**Problem to work on:** Gather each line of the records where "Pile" appears.

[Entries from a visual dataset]
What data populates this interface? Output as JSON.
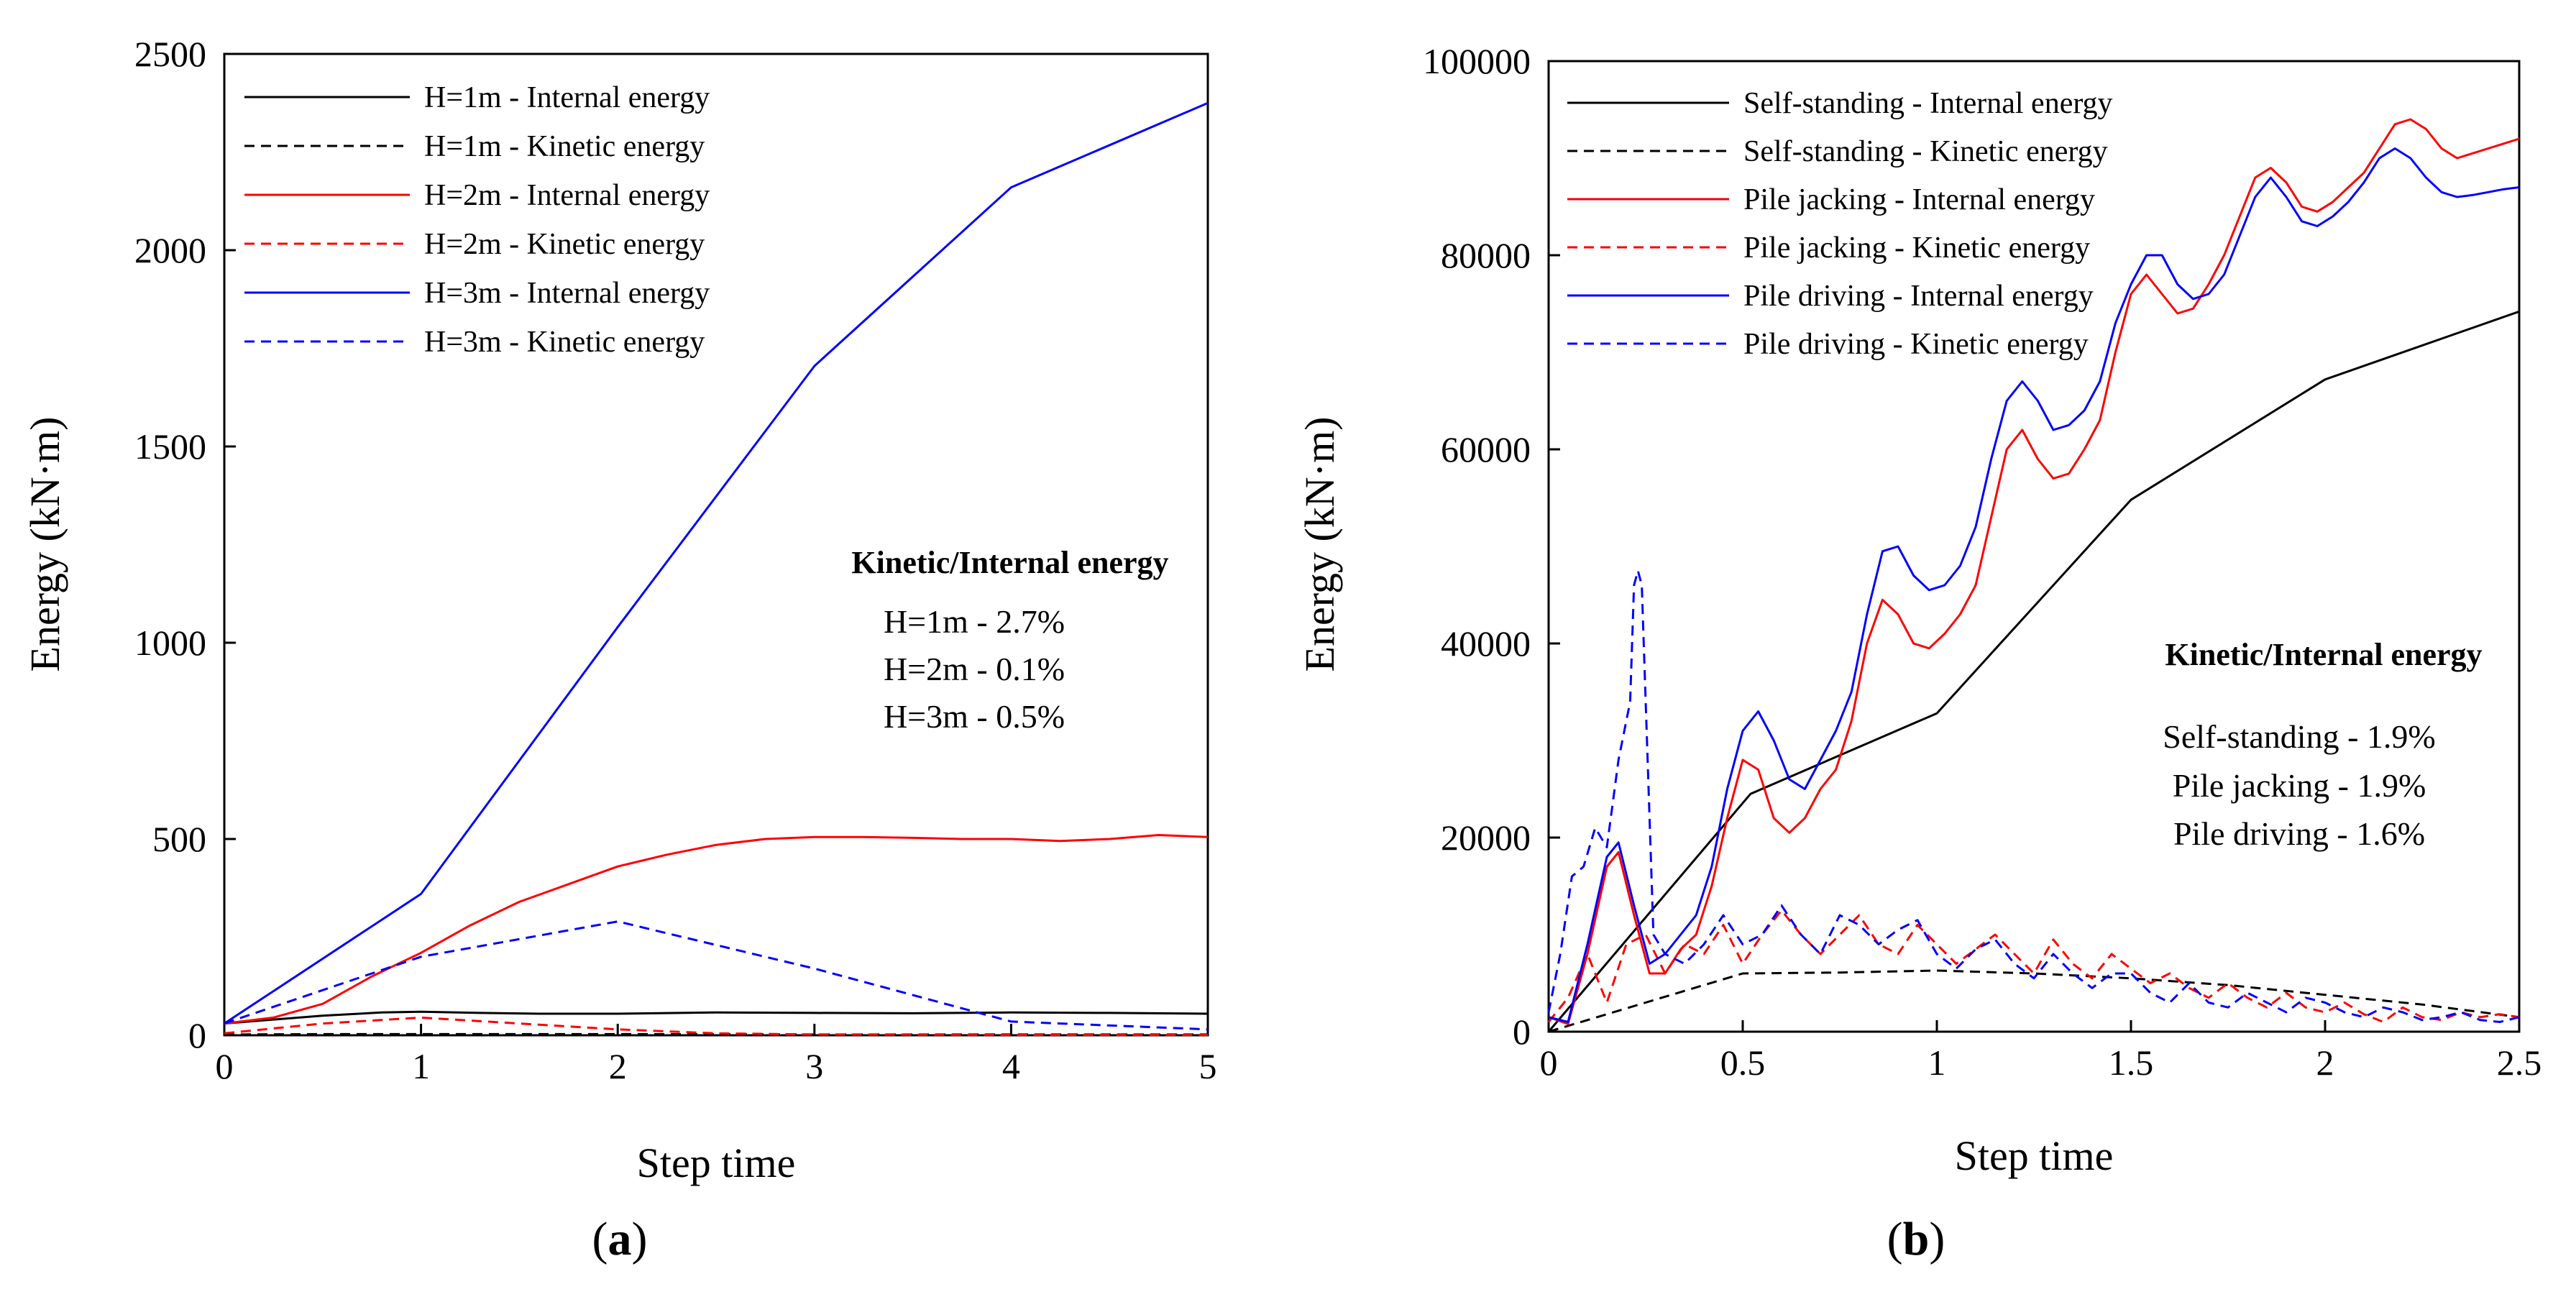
{
  "chart_data": [
    {
      "type": "line",
      "panel_label": "a",
      "xlabel": "Step time",
      "ylabel": "Energy (kN·m)",
      "xlim": [
        0,
        5
      ],
      "ylim": [
        0,
        2500
      ],
      "xticks": [
        0,
        1,
        2,
        3,
        4,
        5
      ],
      "yticks": [
        0,
        500,
        1000,
        1500,
        2000,
        2500
      ],
      "legend_position": "top-left",
      "series": [
        {
          "name": "H=1m - Internal energy",
          "color": "#000000",
          "dash": "solid",
          "x": [
            0,
            0.5,
            0.8,
            1,
            1.3,
            1.6,
            2,
            2.5,
            3,
            3.5,
            4,
            4.5,
            5
          ],
          "y": [
            30,
            50,
            58,
            60,
            57,
            55,
            55,
            58,
            57,
            56,
            58,
            57,
            55
          ]
        },
        {
          "name": "H=1m - Kinetic energy",
          "color": "#000000",
          "dash": "dashed",
          "x": [
            0,
            0.5,
            1,
            2,
            3,
            4,
            5
          ],
          "y": [
            2,
            3,
            3,
            3,
            2,
            2,
            2
          ]
        },
        {
          "name": "H=2m - Internal energy",
          "color": "#ff0000",
          "dash": "solid",
          "x": [
            0,
            0.25,
            0.5,
            0.75,
            1,
            1.25,
            1.5,
            1.75,
            2,
            2.25,
            2.5,
            2.75,
            3,
            3.25,
            3.5,
            3.75,
            4,
            4.25,
            4.5,
            4.75,
            5
          ],
          "y": [
            30,
            45,
            80,
            150,
            210,
            280,
            340,
            385,
            430,
            460,
            485,
            500,
            505,
            505,
            503,
            500,
            500,
            495,
            500,
            510,
            505
          ]
        },
        {
          "name": "H=2m - Kinetic energy",
          "color": "#ff0000",
          "dash": "dashed",
          "x": [
            0,
            0.5,
            1,
            1.5,
            2,
            2.5,
            3,
            4,
            5
          ],
          "y": [
            5,
            30,
            45,
            30,
            15,
            5,
            2,
            1,
            1
          ]
        },
        {
          "name": "H=3m - Internal energy",
          "color": "#0000ff",
          "dash": "solid",
          "x": [
            0,
            1,
            2,
            3,
            4,
            5
          ],
          "y": [
            30,
            360,
            1040,
            1705,
            2160,
            2375
          ]
        },
        {
          "name": "H=3m - Kinetic energy",
          "color": "#0000ff",
          "dash": "dashed",
          "x": [
            0,
            1,
            2,
            3,
            4,
            5
          ],
          "y": [
            30,
            200,
            290,
            170,
            35,
            15
          ]
        }
      ],
      "annotation": {
        "title": "Kinetic/Internal energy",
        "lines": [
          "H=1m - 2.7%",
          "H=2m - 0.1%",
          "H=3m - 0.5%"
        ]
      }
    },
    {
      "type": "line",
      "panel_label": "b",
      "xlabel": "Step time",
      "ylabel": "Energy (kN·m)",
      "xlim": [
        0,
        2.5
      ],
      "ylim": [
        0,
        100000
      ],
      "xticks": [
        0,
        0.5,
        1,
        1.5,
        2,
        2.5
      ],
      "xtick_labels": [
        "0",
        "0.5",
        "1",
        "1.5",
        "2",
        "2.5"
      ],
      "yticks": [
        0,
        20000,
        40000,
        60000,
        80000,
        100000
      ],
      "legend_position": "top-left",
      "series": [
        {
          "name": "Self-standing - Internal energy",
          "color": "#000000",
          "dash": "solid",
          "x": [
            0,
            0.52,
            1.0,
            1.5,
            2.0,
            2.5
          ],
          "y": [
            0,
            24500,
            32800,
            54800,
            67200,
            74200
          ]
        },
        {
          "name": "Self-standing - Kinetic energy",
          "color": "#000000",
          "dash": "dashed",
          "x": [
            0,
            0.25,
            0.5,
            0.75,
            1.0,
            1.25,
            1.5,
            1.75,
            2.0,
            2.25,
            2.5
          ],
          "y": [
            0,
            3000,
            6000,
            6100,
            6300,
            6000,
            5500,
            4800,
            3800,
            2800,
            1500
          ]
        },
        {
          "name": "Pile jacking - Internal energy",
          "color": "#ff0000",
          "dash": "solid",
          "x": [
            0,
            0.05,
            0.1,
            0.15,
            0.18,
            0.22,
            0.26,
            0.3,
            0.34,
            0.38,
            0.42,
            0.46,
            0.5,
            0.54,
            0.58,
            0.62,
            0.66,
            0.7,
            0.74,
            0.78,
            0.82,
            0.86,
            0.9,
            0.94,
            0.98,
            1.02,
            1.06,
            1.1,
            1.14,
            1.18,
            1.22,
            1.26,
            1.3,
            1.34,
            1.38,
            1.42,
            1.46,
            1.5,
            1.54,
            1.58,
            1.62,
            1.66,
            1.7,
            1.74,
            1.78,
            1.82,
            1.86,
            1.9,
            1.94,
            1.98,
            2.02,
            2.06,
            2.1,
            2.14,
            2.18,
            2.22,
            2.26,
            2.3,
            2.34,
            2.38,
            2.42,
            2.46,
            2.5
          ],
          "y": [
            1500,
            800,
            8000,
            17000,
            18500,
            12000,
            6000,
            6000,
            8500,
            10000,
            15000,
            22000,
            28000,
            27000,
            22000,
            20500,
            22000,
            25000,
            27000,
            32000,
            40000,
            44500,
            43000,
            40000,
            39500,
            41000,
            43000,
            46000,
            53000,
            60000,
            62000,
            59000,
            57000,
            57500,
            60000,
            63000,
            70000,
            76000,
            78000,
            76000,
            74000,
            74500,
            77000,
            80000,
            84000,
            88000,
            89000,
            87500,
            85000,
            84500,
            85500,
            87000,
            88500,
            91000,
            93500,
            94000,
            93000,
            91000,
            90000,
            90500,
            91000,
            91500,
            92000
          ]
        },
        {
          "name": "Pile jacking - Kinetic energy",
          "color": "#ff0000",
          "dash": "dashed",
          "x": [
            0,
            0.05,
            0.1,
            0.15,
            0.2,
            0.25,
            0.3,
            0.35,
            0.4,
            0.45,
            0.5,
            0.55,
            0.6,
            0.65,
            0.7,
            0.75,
            0.8,
            0.85,
            0.9,
            0.95,
            1.0,
            1.05,
            1.1,
            1.15,
            1.2,
            1.25,
            1.3,
            1.35,
            1.4,
            1.45,
            1.5,
            1.55,
            1.6,
            1.65,
            1.7,
            1.75,
            1.8,
            1.85,
            1.9,
            1.95,
            2.0,
            2.05,
            2.1,
            2.15,
            2.2,
            2.25,
            2.3,
            2.35,
            2.4,
            2.45,
            2.5
          ],
          "y": [
            1000,
            3500,
            8000,
            3000,
            9000,
            10000,
            6000,
            9000,
            8000,
            11000,
            7000,
            10000,
            12500,
            10000,
            8000,
            10000,
            12000,
            9000,
            8000,
            11000,
            9000,
            7000,
            8500,
            10000,
            8000,
            6000,
            9500,
            7000,
            5500,
            8000,
            6500,
            5000,
            6000,
            4500,
            3500,
            5000,
            3500,
            2500,
            4000,
            2500,
            2000,
            3000,
            1800,
            1000,
            2500,
            1500,
            1200,
            2000,
            1500,
            1800,
            1500
          ]
        },
        {
          "name": "Pile driving - Internal energy",
          "color": "#0000ff",
          "dash": "solid",
          "x": [
            0,
            0.05,
            0.1,
            0.15,
            0.18,
            0.22,
            0.26,
            0.3,
            0.34,
            0.38,
            0.42,
            0.46,
            0.5,
            0.54,
            0.58,
            0.62,
            0.66,
            0.7,
            0.74,
            0.78,
            0.82,
            0.86,
            0.9,
            0.94,
            0.98,
            1.02,
            1.06,
            1.1,
            1.14,
            1.18,
            1.22,
            1.26,
            1.3,
            1.34,
            1.38,
            1.42,
            1.46,
            1.5,
            1.54,
            1.58,
            1.62,
            1.66,
            1.7,
            1.74,
            1.78,
            1.82,
            1.86,
            1.9,
            1.94,
            1.98,
            2.02,
            2.06,
            2.1,
            2.14,
            2.18,
            2.22,
            2.26,
            2.3,
            2.34,
            2.38,
            2.42,
            2.46,
            2.5
          ],
          "y": [
            1500,
            1000,
            9000,
            18000,
            19500,
            13000,
            7000,
            8000,
            10000,
            12000,
            17000,
            25000,
            31000,
            33000,
            30000,
            26000,
            25000,
            28000,
            31000,
            35000,
            43000,
            49500,
            50000,
            47000,
            45500,
            46000,
            48000,
            52000,
            59000,
            65000,
            67000,
            65000,
            62000,
            62500,
            64000,
            67000,
            73000,
            77000,
            80000,
            80000,
            77000,
            75500,
            76000,
            78000,
            82000,
            86000,
            88000,
            86000,
            83500,
            83000,
            84000,
            85500,
            87500,
            90000,
            91000,
            90000,
            88000,
            86500,
            86000,
            86200,
            86500,
            86800,
            87000
          ]
        },
        {
          "name": "Pile driving - Kinetic energy",
          "color": "#0000ff",
          "dash": "dashed",
          "x": [
            0,
            0.03,
            0.06,
            0.09,
            0.12,
            0.15,
            0.18,
            0.21,
            0.22,
            0.23,
            0.24,
            0.27,
            0.3,
            0.35,
            0.4,
            0.45,
            0.5,
            0.55,
            0.6,
            0.65,
            0.7,
            0.75,
            0.8,
            0.85,
            0.9,
            0.95,
            1.0,
            1.05,
            1.1,
            1.15,
            1.2,
            1.25,
            1.3,
            1.35,
            1.4,
            1.45,
            1.5,
            1.55,
            1.6,
            1.65,
            1.7,
            1.75,
            1.8,
            1.85,
            1.9,
            1.95,
            2.0,
            2.05,
            2.1,
            2.15,
            2.2,
            2.25,
            2.3,
            2.35,
            2.4,
            2.45,
            2.5
          ],
          "y": [
            2000,
            8000,
            16000,
            17000,
            21000,
            19000,
            28000,
            34000,
            46000,
            47500,
            46000,
            10000,
            8000,
            7000,
            9000,
            12000,
            9000,
            10000,
            13000,
            10000,
            8000,
            12000,
            11000,
            9000,
            10500,
            11500,
            8000,
            6500,
            8500,
            9500,
            7000,
            5500,
            8000,
            6000,
            4500,
            6000,
            6000,
            4000,
            3000,
            5000,
            3000,
            2500,
            4000,
            3000,
            2000,
            3500,
            3000,
            2000,
            1500,
            2500,
            2000,
            1200,
            1500,
            2000,
            1200,
            1000,
            1500
          ]
        }
      ],
      "annotation": {
        "title": "Kinetic/Internal energy",
        "lines": [
          "Self-standing - 1.9%",
          "Pile jacking - 1.9%",
          "Pile driving - 1.6%"
        ]
      }
    }
  ]
}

**Result of this task:**
          "name": "Pile jacking - Internal energy",
          "name": "Pile jacking - Kinetic energy",
          "name": "Pile driving - Internal energy",
          "name": "Pile driving - Kinetic energy",
          "Pile jacking - 1.9%",
          "Pile driving - 1.6%"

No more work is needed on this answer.